• **INSTRUCTIONS TO FOLLOW**
Extract the records in full, leaving every picture out.

[Stored dataset items]
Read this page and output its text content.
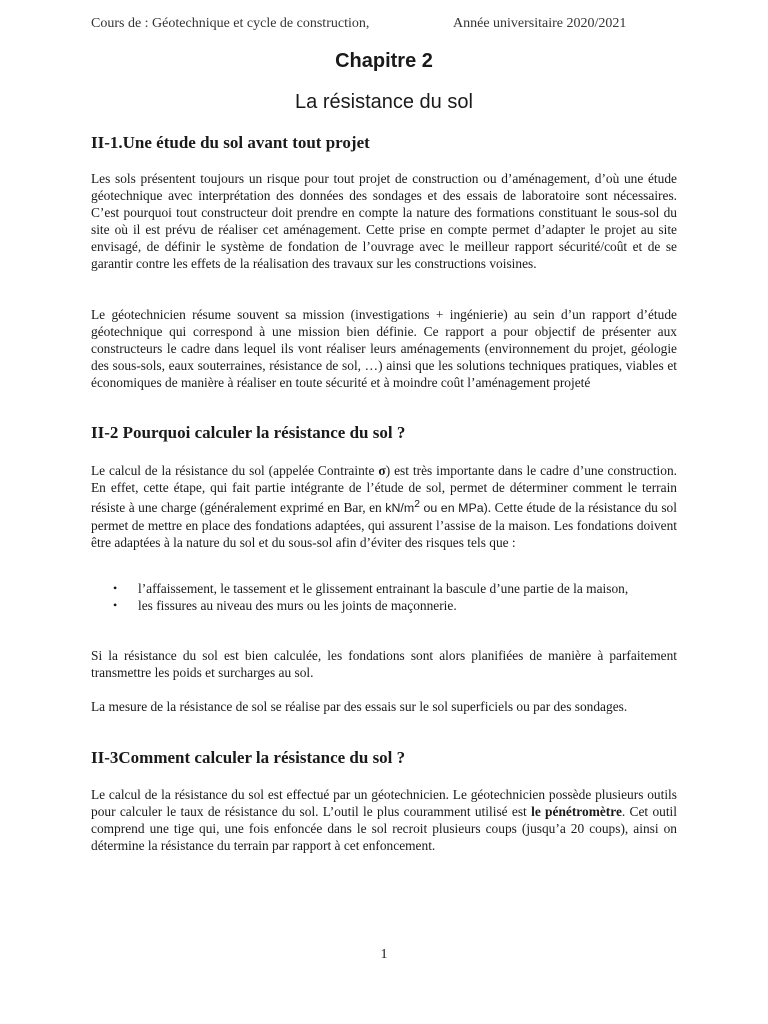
Cours de : Géotechnique et cycle de construction,	Année universitaire 2020/2021
Chapitre 2
La résistance du sol
II-1.Une étude du sol avant tout projet

Les sols présentent toujours un risque pour tout projet de construction ou d’aménagement, d’où une étude géotechnique avec interprétation des données des sondages et des essais de laboratoire sont nécessaires. C’est pourquoi tout constructeur doit prendre en compte la nature des formations constituant le sous-sol du site où il est prévu de réaliser cet aménagement. Cette prise en compte permet d’adapter le projet au site envisagé, de définir le système de fondation de l’ouvrage avec le meilleur rapport sécurité/coût et de se garantir contre les effets de la réalisation des travaux sur les constructions voisines.

Le géotechnicien résume souvent sa mission (investigations + ingénierie) au sein d’un rapport d’étude géotechnique qui correspond à une mission bien définie. Ce rapport a pour objectif de présenter aux constructeurs le cadre dans lequel ils vont réaliser leurs aménagements (environnement du projet, géologie des sous-sols, eaux souterraines, résistance de sol, …) ainsi que les solutions techniques pratiques, viables et économiques de manière à réaliser en toute sécurité et à moindre coût l’aménagement projeté

II-2 Pourquoi calculer la résistance du sol ?

Le calcul de la résistance du sol (appelée Contrainte σ) est très importante dans le cadre d’une construction. En effet, cette étape, qui fait partie intégrante de l’étude de sol, permet de déterminer comment le terrain résiste à une charge (généralement exprimé en Bar, en $kN/m^2$ ou en MPa). Cette étude de la résistance du sol permet de mettre en place des fondations adaptées, qui assurent l’assise de la maison. Les fondations doivent être adaptées à la nature du sol et du sous-sol afin d’éviter des risques tels que :

• l’affaissement, le tassement et le glissement entrainant la bascule d’une partie de la maison,
• les fissures au niveau des murs ou les joints de maçonnerie.

Si la résistance du sol est bien calculée, les fondations sont alors planifiées de manière à parfaitement transmettre les poids et surcharges au sol.

La mesure de la résistance de sol se réalise par des essais sur le sol superficiels ou par des sondages.

II-3Comment calculer la résistance du sol ?

Le calcul de la résistance du sol est effectué par un géotechnicien. Le géotechnicien possède plusieurs outils pour calculer le taux de résistance du sol. L’outil le plus couramment utilisé est le pénétromètre. Cet outil comprend une tige qui, une fois enfoncée dans le sol recroit plusieurs coups (jusqu’a 20 coups), ainsi on détermine la résistance du terrain par rapport à cet enfoncement.

1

• **FULL SOLUTION**
Read this page and output its text content.
Cours de : Géotechnique et cycle de construction,	Année universitaire 2020/2021
Chapitre 2
La résistance du sol
II-1.Une étude du sol avant tout projet

Les sols présentent toujours un risque pour tout projet de construction ou d’aménagement, d’où une étude géotechnique avec interprétation des données des sondages et des essais de laboratoire sont nécessaires. C’est pourquoi tout constructeur doit prendre en compte la nature des formations constituant le sous-sol du site où il est prévu de réaliser cet aménagement. Cette prise en compte permet d’adapter le projet au site envisagé, de définir le système de fondation de l’ouvrage avec le meilleur rapport sécurité/coût et de se garantir contre les effets de la réalisation des travaux sur les constructions voisines.

Le géotechnicien résume souvent sa mission (investigations + ingénierie) au sein d’un rapport d’étude géotechnique qui correspond à une mission bien définie. Ce rapport a pour objectif de présenter aux constructeurs le cadre dans lequel ils vont réaliser leurs aménagements (environnement du projet, géologie des sous-sols, eaux souterraines, résistance de sol, …) ainsi que les solutions techniques pratiques, viables et économiques de manière à réaliser en toute sécurité et à moindre coût l’aménagement projeté

II-2 Pourquoi calculer la résistance du sol ?

Le calcul de la résistance du sol (appelée Contrainte σ) est très importante dans le cadre d’une construction. En effet, cette étape, qui fait partie intégrante de l’étude de sol, permet de déterminer comment le terrain résiste à une charge (généralement exprimé en Bar, en $kN/m^2$ ou en MPa). Cette étude de la résistance du sol permet de mettre en place des fondations adaptées, qui assurent l’assise de la maison. Les fondations doivent être adaptées à la nature du sol et du sous-sol afin d’éviter des risques tels que :

• l’affaissement, le tassement et le glissement entrainant la bascule d’une partie de la maison,
• les fissures au niveau des murs ou les joints de maçonnerie.

Si la résistance du sol est bien calculée, les fondations sont alors planifiées de manière à parfaitement transmettre les poids et surcharges au sol.

La mesure de la résistance de sol se réalise par des essais sur le sol superficiels ou par des sondages.

II-3Comment calculer la résistance du sol ?

Le calcul de la résistance du sol est effectué par un géotechnicien. Le géotechnicien possède plusieurs outils pour calculer le taux de résistance du sol. L’outil le plus couramment utilisé est le pénétromètre. Cet outil comprend une tige qui, une fois enfoncée dans le sol recroit plusieurs coups (jusqu’a 20 coups), ainsi on détermine la résistance du terrain par rapport à cet enfoncement.

1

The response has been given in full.